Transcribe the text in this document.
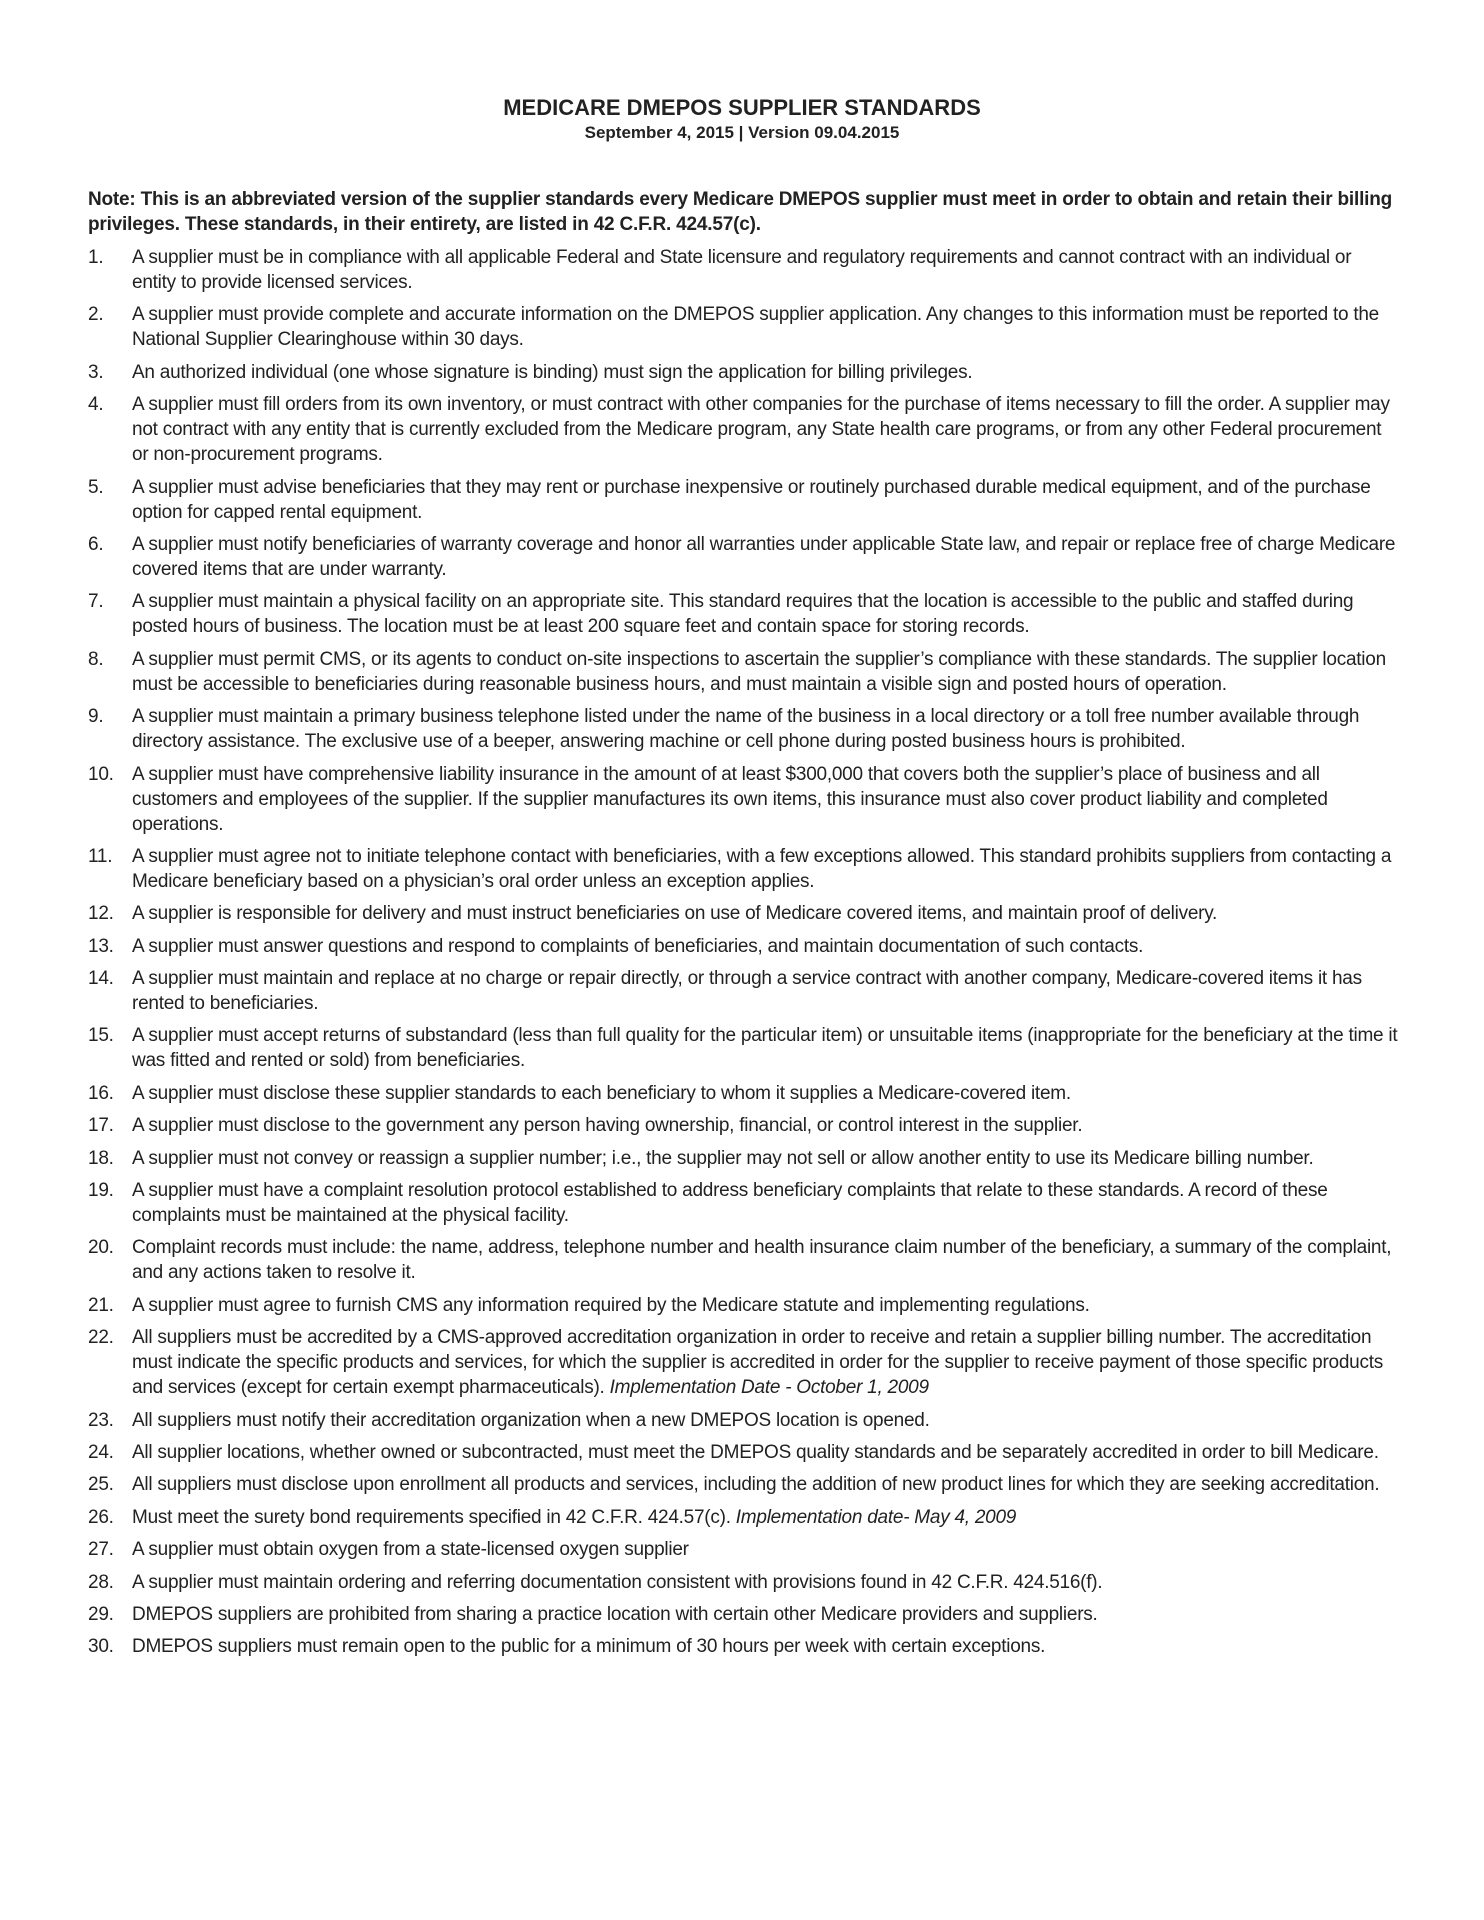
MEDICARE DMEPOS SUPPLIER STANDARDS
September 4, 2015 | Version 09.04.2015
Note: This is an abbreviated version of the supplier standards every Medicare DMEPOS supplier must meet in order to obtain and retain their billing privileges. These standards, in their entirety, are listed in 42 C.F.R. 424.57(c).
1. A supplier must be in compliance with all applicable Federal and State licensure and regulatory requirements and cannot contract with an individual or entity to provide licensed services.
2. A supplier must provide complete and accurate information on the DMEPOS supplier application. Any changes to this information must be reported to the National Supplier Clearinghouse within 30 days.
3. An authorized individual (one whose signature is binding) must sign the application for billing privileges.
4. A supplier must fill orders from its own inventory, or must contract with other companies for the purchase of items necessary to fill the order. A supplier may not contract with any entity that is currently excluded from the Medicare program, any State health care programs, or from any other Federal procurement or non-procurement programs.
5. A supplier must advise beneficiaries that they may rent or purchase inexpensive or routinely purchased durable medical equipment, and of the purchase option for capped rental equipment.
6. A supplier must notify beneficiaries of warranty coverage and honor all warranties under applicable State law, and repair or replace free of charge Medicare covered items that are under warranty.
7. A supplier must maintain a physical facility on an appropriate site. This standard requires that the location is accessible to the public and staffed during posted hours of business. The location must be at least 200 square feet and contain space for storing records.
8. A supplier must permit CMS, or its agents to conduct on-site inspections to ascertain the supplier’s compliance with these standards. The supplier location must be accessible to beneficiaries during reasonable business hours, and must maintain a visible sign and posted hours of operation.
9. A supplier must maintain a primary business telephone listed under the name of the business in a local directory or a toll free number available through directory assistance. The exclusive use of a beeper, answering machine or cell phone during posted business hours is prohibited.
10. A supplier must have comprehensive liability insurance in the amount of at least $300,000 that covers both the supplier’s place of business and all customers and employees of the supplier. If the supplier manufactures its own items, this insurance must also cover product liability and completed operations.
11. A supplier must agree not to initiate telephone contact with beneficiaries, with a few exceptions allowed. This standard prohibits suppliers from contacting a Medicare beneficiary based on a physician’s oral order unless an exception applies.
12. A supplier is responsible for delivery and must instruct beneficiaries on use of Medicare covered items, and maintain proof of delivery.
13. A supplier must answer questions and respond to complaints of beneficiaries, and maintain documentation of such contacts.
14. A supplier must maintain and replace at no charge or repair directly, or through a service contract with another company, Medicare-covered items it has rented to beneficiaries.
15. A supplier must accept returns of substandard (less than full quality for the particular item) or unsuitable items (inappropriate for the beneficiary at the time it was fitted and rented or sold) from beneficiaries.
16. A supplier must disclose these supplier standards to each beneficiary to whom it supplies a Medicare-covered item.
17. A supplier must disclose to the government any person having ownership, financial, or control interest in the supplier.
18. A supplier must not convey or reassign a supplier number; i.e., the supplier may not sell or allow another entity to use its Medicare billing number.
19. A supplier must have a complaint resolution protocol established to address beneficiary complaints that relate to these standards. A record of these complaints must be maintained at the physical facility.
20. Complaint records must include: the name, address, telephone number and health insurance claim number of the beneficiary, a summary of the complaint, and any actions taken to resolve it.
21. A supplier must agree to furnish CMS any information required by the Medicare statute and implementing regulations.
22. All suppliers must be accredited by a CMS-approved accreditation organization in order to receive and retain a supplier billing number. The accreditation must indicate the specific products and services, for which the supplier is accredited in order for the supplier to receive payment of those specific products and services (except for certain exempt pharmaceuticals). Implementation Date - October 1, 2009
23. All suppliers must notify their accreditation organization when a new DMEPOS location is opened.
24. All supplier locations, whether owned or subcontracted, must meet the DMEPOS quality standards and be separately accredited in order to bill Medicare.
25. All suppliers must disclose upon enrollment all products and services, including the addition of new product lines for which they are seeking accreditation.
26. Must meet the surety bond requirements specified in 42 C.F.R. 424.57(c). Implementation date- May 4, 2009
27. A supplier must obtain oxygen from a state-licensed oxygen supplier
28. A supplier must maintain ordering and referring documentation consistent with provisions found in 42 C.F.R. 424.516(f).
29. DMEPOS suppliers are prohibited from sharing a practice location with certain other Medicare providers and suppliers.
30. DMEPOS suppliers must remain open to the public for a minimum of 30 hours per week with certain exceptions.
--
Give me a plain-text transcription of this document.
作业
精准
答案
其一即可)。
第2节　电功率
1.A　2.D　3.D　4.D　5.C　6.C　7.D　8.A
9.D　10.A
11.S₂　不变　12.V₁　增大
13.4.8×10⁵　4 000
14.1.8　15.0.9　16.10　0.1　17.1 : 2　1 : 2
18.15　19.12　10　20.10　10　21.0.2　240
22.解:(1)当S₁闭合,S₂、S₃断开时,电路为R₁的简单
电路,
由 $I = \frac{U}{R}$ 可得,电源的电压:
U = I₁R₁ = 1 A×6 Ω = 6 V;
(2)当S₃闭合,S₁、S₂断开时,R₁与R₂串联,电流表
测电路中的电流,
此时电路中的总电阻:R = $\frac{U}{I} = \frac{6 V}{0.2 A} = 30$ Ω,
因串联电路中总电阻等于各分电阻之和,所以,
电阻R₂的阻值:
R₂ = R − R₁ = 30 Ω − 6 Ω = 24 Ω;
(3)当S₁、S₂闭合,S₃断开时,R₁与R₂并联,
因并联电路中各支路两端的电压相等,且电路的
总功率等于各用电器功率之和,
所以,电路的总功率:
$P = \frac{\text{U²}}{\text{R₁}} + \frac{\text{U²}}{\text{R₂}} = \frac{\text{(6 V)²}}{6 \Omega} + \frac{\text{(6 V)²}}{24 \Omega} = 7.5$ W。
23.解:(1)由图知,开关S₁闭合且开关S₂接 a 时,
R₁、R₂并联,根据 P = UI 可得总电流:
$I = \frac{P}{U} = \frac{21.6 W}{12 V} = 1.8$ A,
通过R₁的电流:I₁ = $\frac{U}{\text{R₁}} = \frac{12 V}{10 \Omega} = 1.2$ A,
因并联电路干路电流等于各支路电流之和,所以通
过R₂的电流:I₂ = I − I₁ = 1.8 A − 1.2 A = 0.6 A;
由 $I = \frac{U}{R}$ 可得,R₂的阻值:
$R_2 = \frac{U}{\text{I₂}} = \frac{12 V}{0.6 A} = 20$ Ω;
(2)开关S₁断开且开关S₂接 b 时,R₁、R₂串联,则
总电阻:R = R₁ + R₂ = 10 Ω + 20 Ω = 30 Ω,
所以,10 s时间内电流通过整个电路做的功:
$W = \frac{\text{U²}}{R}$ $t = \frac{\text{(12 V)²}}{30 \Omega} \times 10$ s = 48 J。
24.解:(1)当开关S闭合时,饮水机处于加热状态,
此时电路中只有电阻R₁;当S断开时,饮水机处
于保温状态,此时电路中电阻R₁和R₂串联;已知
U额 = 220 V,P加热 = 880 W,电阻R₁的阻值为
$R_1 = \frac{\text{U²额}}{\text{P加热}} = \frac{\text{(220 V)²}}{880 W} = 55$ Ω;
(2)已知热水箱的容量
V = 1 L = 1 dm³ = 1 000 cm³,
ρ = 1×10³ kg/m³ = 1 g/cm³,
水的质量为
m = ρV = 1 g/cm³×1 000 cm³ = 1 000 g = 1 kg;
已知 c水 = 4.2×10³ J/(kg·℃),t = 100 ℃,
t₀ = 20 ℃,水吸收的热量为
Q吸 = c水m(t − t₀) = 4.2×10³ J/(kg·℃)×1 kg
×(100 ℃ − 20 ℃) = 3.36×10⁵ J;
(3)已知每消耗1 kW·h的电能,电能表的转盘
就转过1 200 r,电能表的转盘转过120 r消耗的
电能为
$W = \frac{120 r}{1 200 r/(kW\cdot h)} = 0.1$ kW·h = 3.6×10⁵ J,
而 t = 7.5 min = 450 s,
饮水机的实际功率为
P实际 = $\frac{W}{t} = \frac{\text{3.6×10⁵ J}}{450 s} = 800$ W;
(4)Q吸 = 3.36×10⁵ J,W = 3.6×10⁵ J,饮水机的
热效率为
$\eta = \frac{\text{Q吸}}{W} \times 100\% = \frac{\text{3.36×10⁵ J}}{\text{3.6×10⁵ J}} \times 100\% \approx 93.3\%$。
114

◆ OBJECTIVE ◆
Establish how many lines of the material above hold the word "privileges". Nothing but the count should be returned.

◆ WRITTEN RESPONSE ◆
2